Given data →
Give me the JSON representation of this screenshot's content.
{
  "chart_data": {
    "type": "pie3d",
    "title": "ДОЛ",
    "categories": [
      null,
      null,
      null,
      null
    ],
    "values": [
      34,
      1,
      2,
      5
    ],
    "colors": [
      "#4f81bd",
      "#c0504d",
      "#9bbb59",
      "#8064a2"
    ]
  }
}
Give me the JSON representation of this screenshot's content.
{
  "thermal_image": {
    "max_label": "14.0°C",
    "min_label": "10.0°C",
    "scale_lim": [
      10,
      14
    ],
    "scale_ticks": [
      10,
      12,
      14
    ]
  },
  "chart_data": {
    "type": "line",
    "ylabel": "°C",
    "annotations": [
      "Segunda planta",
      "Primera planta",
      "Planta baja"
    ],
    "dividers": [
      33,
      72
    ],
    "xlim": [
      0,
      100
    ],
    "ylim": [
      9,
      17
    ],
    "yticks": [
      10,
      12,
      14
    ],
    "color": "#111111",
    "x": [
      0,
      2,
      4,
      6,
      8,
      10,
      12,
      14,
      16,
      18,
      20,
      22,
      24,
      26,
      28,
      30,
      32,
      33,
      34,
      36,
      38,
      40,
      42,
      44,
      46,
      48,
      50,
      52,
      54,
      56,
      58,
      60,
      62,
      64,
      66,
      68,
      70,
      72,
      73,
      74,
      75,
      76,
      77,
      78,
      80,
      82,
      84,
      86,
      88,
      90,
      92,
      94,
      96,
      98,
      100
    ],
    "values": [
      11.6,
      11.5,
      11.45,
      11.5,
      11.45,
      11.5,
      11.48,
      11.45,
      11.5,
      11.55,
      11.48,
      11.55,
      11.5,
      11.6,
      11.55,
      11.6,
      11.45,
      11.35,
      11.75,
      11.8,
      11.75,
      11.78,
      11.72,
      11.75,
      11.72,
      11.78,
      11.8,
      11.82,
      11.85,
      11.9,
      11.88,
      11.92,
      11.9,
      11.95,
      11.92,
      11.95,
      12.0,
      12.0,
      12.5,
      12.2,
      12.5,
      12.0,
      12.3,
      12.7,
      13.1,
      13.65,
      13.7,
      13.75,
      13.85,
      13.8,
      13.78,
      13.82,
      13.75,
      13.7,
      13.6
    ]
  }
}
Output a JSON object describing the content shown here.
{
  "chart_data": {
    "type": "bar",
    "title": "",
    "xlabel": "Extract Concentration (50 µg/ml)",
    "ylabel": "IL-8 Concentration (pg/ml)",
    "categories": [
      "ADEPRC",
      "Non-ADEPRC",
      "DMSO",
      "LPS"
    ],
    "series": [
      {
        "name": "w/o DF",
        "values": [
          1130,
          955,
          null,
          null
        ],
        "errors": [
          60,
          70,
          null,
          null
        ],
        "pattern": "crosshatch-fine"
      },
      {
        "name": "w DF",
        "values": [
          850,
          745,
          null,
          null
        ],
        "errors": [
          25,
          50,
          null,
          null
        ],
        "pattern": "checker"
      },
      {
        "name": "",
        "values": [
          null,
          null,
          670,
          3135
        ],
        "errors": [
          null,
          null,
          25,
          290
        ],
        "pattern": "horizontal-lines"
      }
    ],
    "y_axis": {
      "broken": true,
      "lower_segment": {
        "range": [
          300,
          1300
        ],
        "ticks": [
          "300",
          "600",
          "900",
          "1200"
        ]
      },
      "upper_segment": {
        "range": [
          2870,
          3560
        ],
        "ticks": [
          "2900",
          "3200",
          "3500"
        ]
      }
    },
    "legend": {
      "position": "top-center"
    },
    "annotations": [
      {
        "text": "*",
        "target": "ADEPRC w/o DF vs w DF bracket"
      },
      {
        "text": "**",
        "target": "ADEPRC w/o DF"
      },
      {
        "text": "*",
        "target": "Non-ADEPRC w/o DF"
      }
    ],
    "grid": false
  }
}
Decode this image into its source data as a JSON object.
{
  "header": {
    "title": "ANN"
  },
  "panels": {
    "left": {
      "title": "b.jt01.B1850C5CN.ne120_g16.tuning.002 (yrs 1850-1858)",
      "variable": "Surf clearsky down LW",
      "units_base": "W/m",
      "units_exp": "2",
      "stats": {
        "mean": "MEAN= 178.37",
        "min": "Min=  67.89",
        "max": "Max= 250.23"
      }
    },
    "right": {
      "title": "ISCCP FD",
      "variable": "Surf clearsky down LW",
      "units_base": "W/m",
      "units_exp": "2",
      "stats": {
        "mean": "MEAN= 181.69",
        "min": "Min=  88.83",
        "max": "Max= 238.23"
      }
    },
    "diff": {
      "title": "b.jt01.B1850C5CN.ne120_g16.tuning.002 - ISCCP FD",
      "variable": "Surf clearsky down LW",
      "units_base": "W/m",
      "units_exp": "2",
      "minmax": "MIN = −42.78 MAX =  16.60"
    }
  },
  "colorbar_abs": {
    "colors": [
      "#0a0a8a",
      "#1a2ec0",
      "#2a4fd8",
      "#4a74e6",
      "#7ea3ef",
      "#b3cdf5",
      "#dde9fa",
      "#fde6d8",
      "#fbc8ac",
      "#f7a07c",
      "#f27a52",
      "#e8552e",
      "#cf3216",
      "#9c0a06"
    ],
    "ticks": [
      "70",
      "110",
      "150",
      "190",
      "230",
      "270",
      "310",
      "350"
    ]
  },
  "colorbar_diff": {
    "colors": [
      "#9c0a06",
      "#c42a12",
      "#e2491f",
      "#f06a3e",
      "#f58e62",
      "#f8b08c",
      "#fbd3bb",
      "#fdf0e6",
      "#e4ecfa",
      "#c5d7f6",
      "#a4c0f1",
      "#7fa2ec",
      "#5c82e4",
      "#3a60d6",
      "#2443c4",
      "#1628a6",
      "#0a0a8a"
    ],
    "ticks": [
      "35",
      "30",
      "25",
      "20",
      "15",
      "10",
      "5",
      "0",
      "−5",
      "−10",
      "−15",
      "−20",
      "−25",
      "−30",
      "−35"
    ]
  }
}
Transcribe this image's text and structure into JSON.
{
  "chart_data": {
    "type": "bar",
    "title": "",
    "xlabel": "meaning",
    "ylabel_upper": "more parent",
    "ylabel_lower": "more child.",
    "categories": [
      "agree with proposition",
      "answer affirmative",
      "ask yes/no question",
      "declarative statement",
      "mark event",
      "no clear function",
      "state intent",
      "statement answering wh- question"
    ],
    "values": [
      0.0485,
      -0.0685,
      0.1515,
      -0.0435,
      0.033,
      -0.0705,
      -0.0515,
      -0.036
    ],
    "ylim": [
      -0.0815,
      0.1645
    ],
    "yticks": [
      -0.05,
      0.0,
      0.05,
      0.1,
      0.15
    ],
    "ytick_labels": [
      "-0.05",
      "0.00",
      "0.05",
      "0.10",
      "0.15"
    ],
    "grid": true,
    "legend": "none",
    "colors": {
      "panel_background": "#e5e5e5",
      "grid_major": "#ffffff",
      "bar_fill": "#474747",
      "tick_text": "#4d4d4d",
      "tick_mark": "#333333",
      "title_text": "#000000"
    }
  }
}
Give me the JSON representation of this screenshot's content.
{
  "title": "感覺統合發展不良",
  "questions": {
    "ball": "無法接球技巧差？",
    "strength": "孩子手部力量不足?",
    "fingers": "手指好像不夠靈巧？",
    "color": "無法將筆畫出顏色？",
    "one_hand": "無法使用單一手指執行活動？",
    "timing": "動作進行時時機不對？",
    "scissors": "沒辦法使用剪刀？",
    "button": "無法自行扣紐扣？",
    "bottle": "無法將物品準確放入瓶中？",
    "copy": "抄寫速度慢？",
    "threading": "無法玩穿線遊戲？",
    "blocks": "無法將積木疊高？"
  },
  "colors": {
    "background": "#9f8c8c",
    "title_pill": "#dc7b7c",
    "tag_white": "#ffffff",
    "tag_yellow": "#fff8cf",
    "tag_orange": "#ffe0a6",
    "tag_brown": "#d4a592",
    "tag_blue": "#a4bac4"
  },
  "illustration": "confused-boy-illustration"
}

Your objective →
In the entries above, find every line holding the word "target" and copy it out.

Response to this exercise →
        "target": "ADEPRC w/o DF vs w DF bracket"
        "target": "ADEPRC w/o DF"
        "target": "Non-ADEPRC w/o DF"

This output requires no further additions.